(Element location data)
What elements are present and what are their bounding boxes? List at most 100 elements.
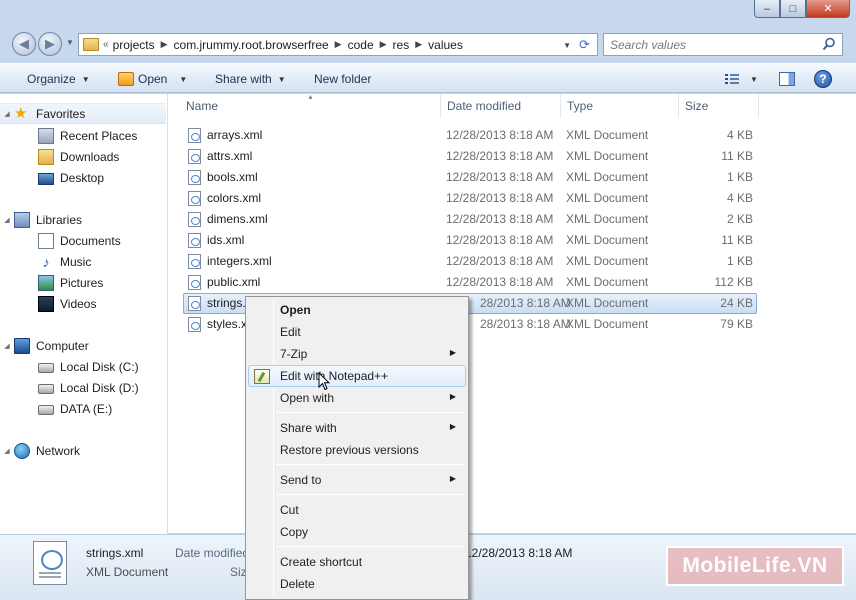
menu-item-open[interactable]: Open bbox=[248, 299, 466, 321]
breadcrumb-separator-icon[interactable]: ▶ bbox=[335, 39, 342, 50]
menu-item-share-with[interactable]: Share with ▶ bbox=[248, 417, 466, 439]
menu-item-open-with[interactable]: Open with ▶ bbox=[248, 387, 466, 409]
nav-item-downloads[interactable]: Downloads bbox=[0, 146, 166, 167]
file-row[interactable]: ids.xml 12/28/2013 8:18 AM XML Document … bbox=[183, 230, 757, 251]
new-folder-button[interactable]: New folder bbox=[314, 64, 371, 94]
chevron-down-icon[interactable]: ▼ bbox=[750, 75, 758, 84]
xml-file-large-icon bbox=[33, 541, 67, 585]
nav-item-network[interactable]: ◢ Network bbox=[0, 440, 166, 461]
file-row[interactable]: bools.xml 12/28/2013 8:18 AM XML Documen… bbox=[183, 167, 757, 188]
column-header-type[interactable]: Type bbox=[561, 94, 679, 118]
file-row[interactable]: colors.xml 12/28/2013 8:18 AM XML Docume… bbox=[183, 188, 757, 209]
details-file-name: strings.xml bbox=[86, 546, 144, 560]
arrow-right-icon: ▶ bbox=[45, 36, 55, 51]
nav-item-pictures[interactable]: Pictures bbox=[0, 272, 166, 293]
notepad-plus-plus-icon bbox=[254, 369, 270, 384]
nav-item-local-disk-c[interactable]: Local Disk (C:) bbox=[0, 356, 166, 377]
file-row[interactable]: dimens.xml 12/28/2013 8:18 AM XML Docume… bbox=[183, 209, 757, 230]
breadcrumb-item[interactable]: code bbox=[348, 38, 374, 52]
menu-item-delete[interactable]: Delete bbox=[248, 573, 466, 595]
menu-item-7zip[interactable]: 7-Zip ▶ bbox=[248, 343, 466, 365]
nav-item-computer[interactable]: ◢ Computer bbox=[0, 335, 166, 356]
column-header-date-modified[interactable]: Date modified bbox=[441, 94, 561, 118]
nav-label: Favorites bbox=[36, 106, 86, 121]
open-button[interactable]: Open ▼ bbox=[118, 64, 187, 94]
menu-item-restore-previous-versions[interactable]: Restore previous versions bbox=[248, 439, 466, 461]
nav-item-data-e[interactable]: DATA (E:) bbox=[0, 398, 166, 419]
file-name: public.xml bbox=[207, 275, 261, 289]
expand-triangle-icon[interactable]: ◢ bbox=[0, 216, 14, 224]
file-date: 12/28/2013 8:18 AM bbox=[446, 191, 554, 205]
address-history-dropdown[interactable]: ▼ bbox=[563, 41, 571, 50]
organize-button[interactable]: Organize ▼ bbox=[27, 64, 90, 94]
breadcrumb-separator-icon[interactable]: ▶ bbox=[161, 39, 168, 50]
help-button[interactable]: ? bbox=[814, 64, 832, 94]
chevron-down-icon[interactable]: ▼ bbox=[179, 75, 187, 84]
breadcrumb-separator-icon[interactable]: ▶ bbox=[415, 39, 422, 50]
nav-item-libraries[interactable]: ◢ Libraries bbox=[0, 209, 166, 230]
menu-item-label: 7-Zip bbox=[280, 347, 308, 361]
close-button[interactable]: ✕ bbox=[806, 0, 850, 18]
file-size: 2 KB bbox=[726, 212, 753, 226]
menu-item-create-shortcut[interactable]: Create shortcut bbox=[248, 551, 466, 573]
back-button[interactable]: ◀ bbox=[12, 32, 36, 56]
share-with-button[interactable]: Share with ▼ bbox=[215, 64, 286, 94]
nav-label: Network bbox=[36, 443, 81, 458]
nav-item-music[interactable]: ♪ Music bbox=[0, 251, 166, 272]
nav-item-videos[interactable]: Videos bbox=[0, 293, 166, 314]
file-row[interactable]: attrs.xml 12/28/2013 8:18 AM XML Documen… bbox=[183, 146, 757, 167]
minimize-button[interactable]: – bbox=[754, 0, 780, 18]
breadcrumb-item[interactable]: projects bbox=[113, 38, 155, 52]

■ Problem requirements ■
Rewrite all the records above, replacing "breadcrumb-separator-icon" with "path-separator-icon" everywhere and changing nothing else. Leave out the pictures.

■ Result of this exercise ■
What elements are present and what are their bounding boxes? List at most 100 elements.
menu-item-open[interactable]: Open bbox=[248, 299, 466, 321]
path-separator-icon[interactable]: ▶ bbox=[335, 39, 342, 50]
menu-item-share-with[interactable]: Share with ▶ bbox=[248, 417, 466, 439]
menu-item-open-with[interactable]: Open with ▶ bbox=[248, 387, 466, 409]
nav-item-downloads[interactable]: Downloads bbox=[0, 146, 166, 167]
file-row[interactable]: ids.xml 12/28/2013 8:18 AM XML Document … bbox=[183, 230, 757, 251]
new-folder-button[interactable]: New folder bbox=[314, 64, 371, 94]
chevron-down-icon[interactable]: ▼ bbox=[750, 75, 758, 84]
xml-file-large-icon bbox=[33, 541, 67, 585]
nav-item-network[interactable]: ◢ Network bbox=[0, 440, 166, 461]
file-row[interactable]: bools.xml 12/28/2013 8:18 AM XML Documen… bbox=[183, 167, 757, 188]
column-header-type[interactable]: Type bbox=[561, 94, 679, 118]
file-row[interactable]: colors.xml 12/28/2013 8:18 AM XML Docume… bbox=[183, 188, 757, 209]
details-file-name: strings.xml bbox=[86, 546, 144, 560]
arrow-right-icon: ▶ bbox=[45, 36, 55, 51]
nav-item-pictures[interactable]: Pictures bbox=[0, 272, 166, 293]
notepad-plus-plus-icon bbox=[254, 369, 270, 384]
nav-item-local-disk-c[interactable]: Local Disk (C:) bbox=[0, 356, 166, 377]
file-row[interactable]: dimens.xml 12/28/2013 8:18 AM XML Docume… bbox=[183, 209, 757, 230]
breadcrumb-item[interactable]: code bbox=[348, 38, 374, 52]
menu-item-delete[interactable]: Delete bbox=[248, 573, 466, 595]
menu-item-7zip[interactable]: 7-Zip ▶ bbox=[248, 343, 466, 365]
nav-item-computer[interactable]: ◢ Computer bbox=[0, 335, 166, 356]
column-header-date-modified[interactable]: Date modified bbox=[441, 94, 561, 118]
nav-label: Favorites bbox=[36, 106, 86, 121]
open-button[interactable]: Open ▼ bbox=[118, 64, 187, 94]
menu-item-restore-previous-versions[interactable]: Restore previous versions bbox=[248, 439, 466, 461]
nav-item-data-e[interactable]: DATA (E:) bbox=[0, 398, 166, 419]
file-name: public.xml bbox=[207, 275, 261, 289]
expand-triangle-icon[interactable]: ◢ bbox=[0, 216, 14, 224]
file-date: 12/28/2013 8:18 AM bbox=[446, 191, 554, 205]
address-history-dropdown[interactable]: ▼ bbox=[563, 41, 571, 50]
organize-button[interactable]: Organize ▼ bbox=[27, 64, 90, 94]
path-separator-icon[interactable]: ▶ bbox=[161, 39, 168, 50]
help-button[interactable]: ? bbox=[814, 64, 832, 94]
chevron-down-icon[interactable]: ▼ bbox=[179, 75, 187, 84]
path-separator-icon[interactable]: ▶ bbox=[415, 39, 422, 50]
nav-item-libraries[interactable]: ◢ Libraries bbox=[0, 209, 166, 230]
menu-item-label: 7-Zip bbox=[280, 347, 308, 361]
close-button[interactable]: ✕ bbox=[806, 0, 850, 18]
file-size: 2 KB bbox=[726, 212, 753, 226]
menu-item-create-shortcut[interactable]: Create shortcut bbox=[248, 551, 466, 573]
back-button[interactable]: ◀ bbox=[12, 32, 36, 56]
share-with-button[interactable]: Share with ▼ bbox=[215, 64, 286, 94]
nav-label: Network bbox=[36, 443, 81, 458]
nav-item-music[interactable]: ♪ Music bbox=[0, 251, 166, 272]
nav-item-videos[interactable]: Videos bbox=[0, 293, 166, 314]
file-row[interactable]: attrs.xml 12/28/2013 8:18 AM XML Documen… bbox=[183, 146, 757, 167]
minimize-button[interactable]: – bbox=[754, 0, 780, 18]
breadcrumb-item[interactable]: projects bbox=[113, 38, 155, 52]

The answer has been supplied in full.